╭─ Raw data

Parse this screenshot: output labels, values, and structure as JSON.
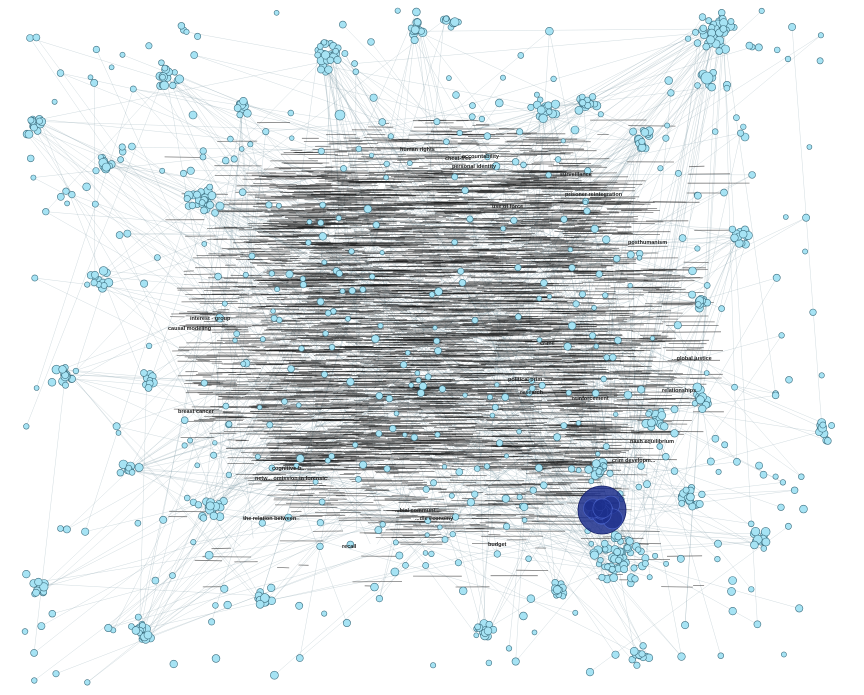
{
  "colors": {
    "node_fill": "#a6e3f4",
    "node_stroke": "#3d6f80",
    "hub_fill": "#1d2f8c",
    "edge": "#7f9aa6",
    "label": "#222222",
    "background": "#ffffff"
  },
  "labels": [
    "surveillance",
    "prisoner reintegration",
    "use of force",
    "posthumanism",
    "interest - group",
    "causal modeling",
    "breast cancer",
    "the relation between",
    "netw... omission in forensic",
    "cognitive-b...",
    "political prim...",
    "reinforcement",
    "crime",
    "nash equilibrium",
    "human rights",
    "cheat-free",
    "personal identity",
    "accountability",
    "crim developm...",
    "research",
    "recall",
    "budget",
    "...bial communi...",
    "...dle economy",
    "relationships",
    "...global justice"
  ]
}
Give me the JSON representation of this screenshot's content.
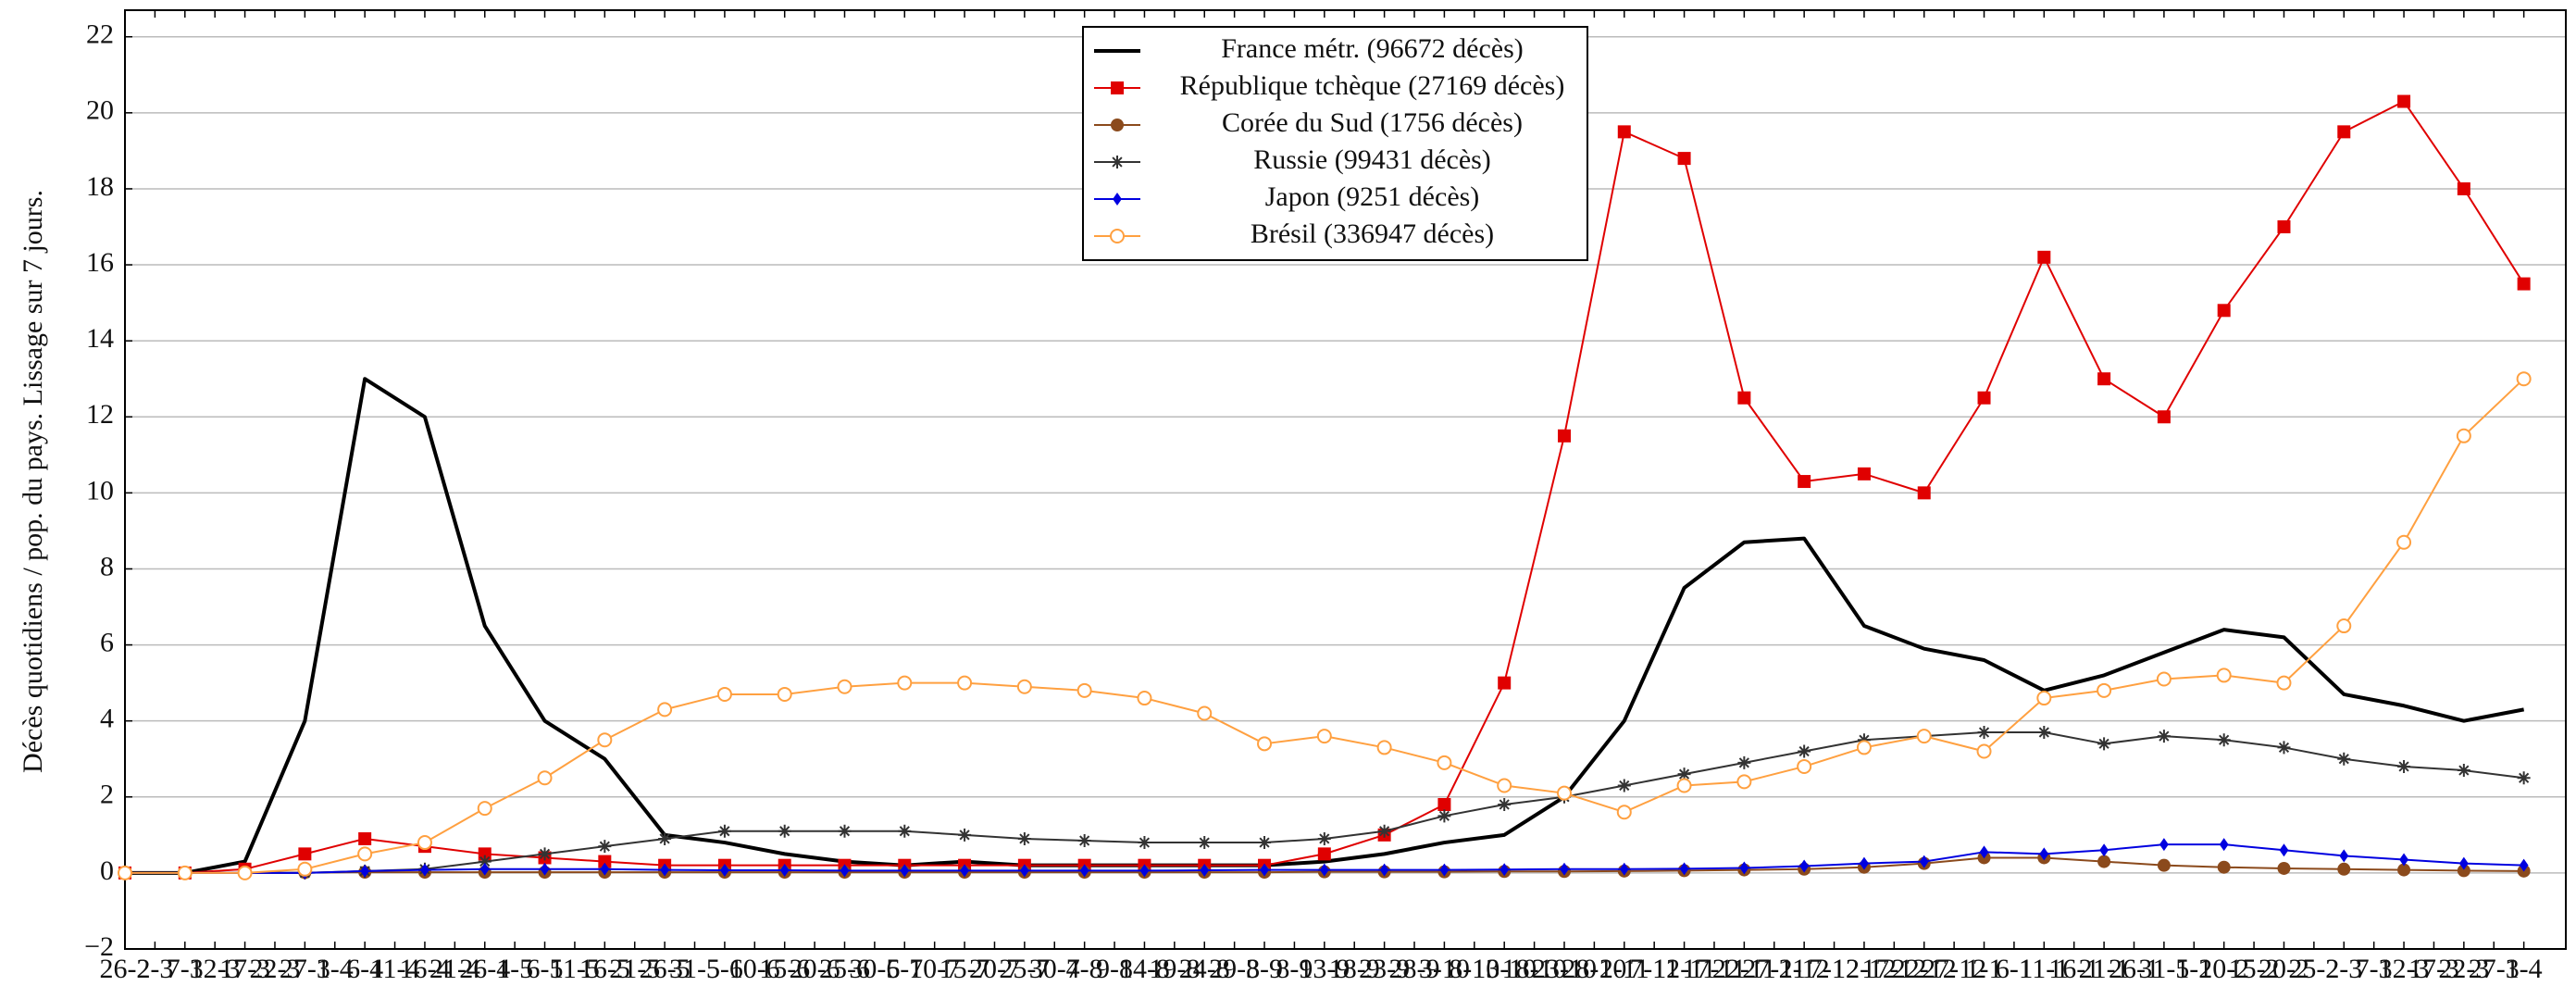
{
  "chart_data": {
    "type": "line",
    "y_label": "Décès quotidiens / pop. du pays. Lissage sur 7 jours.",
    "x": [
      0,
      10,
      20,
      30,
      40,
      50,
      60,
      70,
      80,
      90,
      100,
      110,
      120,
      130,
      140,
      150,
      160,
      170,
      180,
      190,
      200,
      210,
      220,
      230,
      240,
      250,
      260,
      270,
      280,
      290,
      300,
      310,
      320,
      330,
      340,
      350,
      360,
      370,
      380,
      390,
      400
    ],
    "xlim": [
      0,
      407
    ],
    "xticks": [
      {
        "value": 0,
        "label": "26-2"
      },
      {
        "value": 5,
        "label": "2-3"
      },
      {
        "value": 10,
        "label": "7-3"
      },
      {
        "value": 15,
        "label": "12-3"
      },
      {
        "value": 20,
        "label": "17-3"
      },
      {
        "value": 25,
        "label": "22-3"
      },
      {
        "value": 30,
        "label": "27-3"
      },
      {
        "value": 35,
        "label": "1-4"
      },
      {
        "value": 40,
        "label": "6-4"
      },
      {
        "value": 45,
        "label": "11-4"
      },
      {
        "value": 50,
        "label": "16-4"
      },
      {
        "value": 55,
        "label": "21-4"
      },
      {
        "value": 60,
        "label": "26-4"
      },
      {
        "value": 65,
        "label": "1-5"
      },
      {
        "value": 70,
        "label": "6-5"
      },
      {
        "value": 75,
        "label": "11-5"
      },
      {
        "value": 80,
        "label": "16-5"
      },
      {
        "value": 85,
        "label": "21-5"
      },
      {
        "value": 90,
        "label": "26-5"
      },
      {
        "value": 95,
        "label": "31-5"
      },
      {
        "value": 100,
        "label": "5-6"
      },
      {
        "value": 105,
        "label": "10-6"
      },
      {
        "value": 110,
        "label": "15-6"
      },
      {
        "value": 115,
        "label": "20-6"
      },
      {
        "value": 120,
        "label": "25-6"
      },
      {
        "value": 125,
        "label": "30-6"
      },
      {
        "value": 130,
        "label": "5-7"
      },
      {
        "value": 135,
        "label": "10-7"
      },
      {
        "value": 140,
        "label": "15-7"
      },
      {
        "value": 145,
        "label": "20-7"
      },
      {
        "value": 150,
        "label": "25-7"
      },
      {
        "value": 155,
        "label": "30-7"
      },
      {
        "value": 160,
        "label": "4-8"
      },
      {
        "value": 165,
        "label": "9-8"
      },
      {
        "value": 170,
        "label": "14-8"
      },
      {
        "value": 175,
        "label": "19-8"
      },
      {
        "value": 180,
        "label": "24-8"
      },
      {
        "value": 185,
        "label": "29-8"
      },
      {
        "value": 190,
        "label": "3-9"
      },
      {
        "value": 195,
        "label": "8-9"
      },
      {
        "value": 200,
        "label": "13-9"
      },
      {
        "value": 205,
        "label": "18-9"
      },
      {
        "value": 210,
        "label": "23-9"
      },
      {
        "value": 215,
        "label": "28-9"
      },
      {
        "value": 220,
        "label": "3-10"
      },
      {
        "value": 225,
        "label": "8-10"
      },
      {
        "value": 230,
        "label": "13-10"
      },
      {
        "value": 235,
        "label": "18-10"
      },
      {
        "value": 240,
        "label": "23-10"
      },
      {
        "value": 245,
        "label": "28-10"
      },
      {
        "value": 250,
        "label": "2-11"
      },
      {
        "value": 255,
        "label": "7-11"
      },
      {
        "value": 260,
        "label": "12-11"
      },
      {
        "value": 265,
        "label": "17-11"
      },
      {
        "value": 270,
        "label": "22-11"
      },
      {
        "value": 275,
        "label": "27-11"
      },
      {
        "value": 280,
        "label": "2-12"
      },
      {
        "value": 285,
        "label": "7-12"
      },
      {
        "value": 290,
        "label": "12-12"
      },
      {
        "value": 295,
        "label": "17-12"
      },
      {
        "value": 300,
        "label": "22-12"
      },
      {
        "value": 305,
        "label": "27-12"
      },
      {
        "value": 310,
        "label": "1-1"
      },
      {
        "value": 315,
        "label": "6-1"
      },
      {
        "value": 320,
        "label": "11-1"
      },
      {
        "value": 325,
        "label": "16-1"
      },
      {
        "value": 330,
        "label": "21-1"
      },
      {
        "value": 335,
        "label": "26-1"
      },
      {
        "value": 340,
        "label": "31-1"
      },
      {
        "value": 345,
        "label": "5-2"
      },
      {
        "value": 350,
        "label": "10-2"
      },
      {
        "value": 355,
        "label": "15-2"
      },
      {
        "value": 360,
        "label": "20-2"
      },
      {
        "value": 365,
        "label": "25-2"
      },
      {
        "value": 370,
        "label": "2-3"
      },
      {
        "value": 375,
        "label": "7-3"
      },
      {
        "value": 380,
        "label": "12-3"
      },
      {
        "value": 385,
        "label": "17-3"
      },
      {
        "value": 390,
        "label": "22-3"
      },
      {
        "value": 395,
        "label": "27-3"
      },
      {
        "value": 400,
        "label": "1-4"
      }
    ],
    "ylim": [
      -2,
      22.7
    ],
    "yticks": [
      {
        "value": -2,
        "label": "−2"
      },
      0,
      2,
      4,
      6,
      8,
      10,
      12,
      14,
      16,
      18,
      20,
      22
    ],
    "grid": true,
    "legend": "top-center",
    "series": [
      {
        "name": "France métr. (96672 décès)",
        "color": "#000000",
        "marker": "none",
        "values": [
          0,
          0,
          0.3,
          4,
          13,
          12,
          6.5,
          4,
          3,
          1,
          0.8,
          0.5,
          0.3,
          0.2,
          0.3,
          0.2,
          0.2,
          0.2,
          0.2,
          0.2,
          0.3,
          0.5,
          0.8,
          1,
          2,
          4,
          7.5,
          8.7,
          8.8,
          6.5,
          5.9,
          5.6,
          4.8,
          5.2,
          5.8,
          6.4,
          6.2,
          4.7,
          4.4,
          4,
          4.3
        ]
      },
      {
        "name": "République tchèque (27169 décès)",
        "color": "#e00000",
        "marker": "square",
        "values": [
          0,
          0,
          0.1,
          0.5,
          0.9,
          0.7,
          0.5,
          0.4,
          0.3,
          0.2,
          0.2,
          0.2,
          0.2,
          0.2,
          0.2,
          0.2,
          0.2,
          0.2,
          0.2,
          0.2,
          0.5,
          1,
          1.8,
          5,
          11.5,
          19.5,
          18.8,
          12.5,
          10.3,
          10.5,
          10,
          12.5,
          16.2,
          13,
          12,
          14.8,
          17,
          19.5,
          20.3,
          18,
          15.5
        ]
      },
      {
        "name": "Corée du Sud (1756 décès)",
        "color": "#8b4a1c",
        "marker": "circle",
        "values": [
          0,
          0,
          0,
          0.01,
          0.02,
          0.02,
          0.02,
          0.02,
          0.02,
          0.02,
          0.02,
          0.02,
          0.02,
          0.02,
          0.02,
          0.02,
          0.02,
          0.02,
          0.02,
          0.02,
          0.03,
          0.03,
          0.03,
          0.04,
          0.04,
          0.05,
          0.06,
          0.08,
          0.1,
          0.15,
          0.25,
          0.4,
          0.4,
          0.3,
          0.2,
          0.15,
          0.12,
          0.1,
          0.08,
          0.06,
          0.05
        ]
      },
      {
        "name": "Russie (99431 décès)",
        "color": "#333333",
        "marker": "star",
        "values": [
          0,
          0,
          0,
          0,
          0.05,
          0.1,
          0.3,
          0.5,
          0.7,
          0.9,
          1.1,
          1.1,
          1.1,
          1.1,
          1,
          0.9,
          0.85,
          0.8,
          0.8,
          0.8,
          0.9,
          1.1,
          1.5,
          1.8,
          2,
          2.3,
          2.6,
          2.9,
          3.2,
          3.5,
          3.6,
          3.7,
          3.7,
          3.4,
          3.6,
          3.5,
          3.3,
          3,
          2.8,
          2.7,
          2.5
        ]
      },
      {
        "name": "Japon (9251 décès)",
        "color": "#0000e0",
        "marker": "diamond",
        "values": [
          0,
          0,
          0,
          0,
          0.05,
          0.08,
          0.1,
          0.1,
          0.1,
          0.08,
          0.07,
          0.07,
          0.06,
          0.06,
          0.06,
          0.06,
          0.06,
          0.06,
          0.07,
          0.08,
          0.08,
          0.08,
          0.08,
          0.09,
          0.1,
          0.1,
          0.11,
          0.13,
          0.18,
          0.25,
          0.3,
          0.55,
          0.5,
          0.6,
          0.75,
          0.75,
          0.6,
          0.45,
          0.35,
          0.25,
          0.2
        ]
      },
      {
        "name": "Brésil (336947 décès)",
        "color": "#ffa040",
        "marker": "open-circle",
        "values": [
          0,
          0,
          0,
          0.1,
          0.5,
          0.8,
          1.7,
          2.5,
          3.5,
          4.3,
          4.7,
          4.7,
          4.9,
          5,
          5,
          4.9,
          4.8,
          4.6,
          4.2,
          3.4,
          3.6,
          3.3,
          2.9,
          2.3,
          2.1,
          1.6,
          2.3,
          2.4,
          2.8,
          3.3,
          3.6,
          3.2,
          4.6,
          4.8,
          5.1,
          5.2,
          5,
          6.5,
          8.7,
          11.5,
          13
        ]
      }
    ]
  }
}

╰─

→ Aim:
Report all lines of the data above that include the string "screenshot".

→ Solution:
Parse this screenshot: output labels, values, and structure as JSON.
Give me the JSON representation of this screenshot's content.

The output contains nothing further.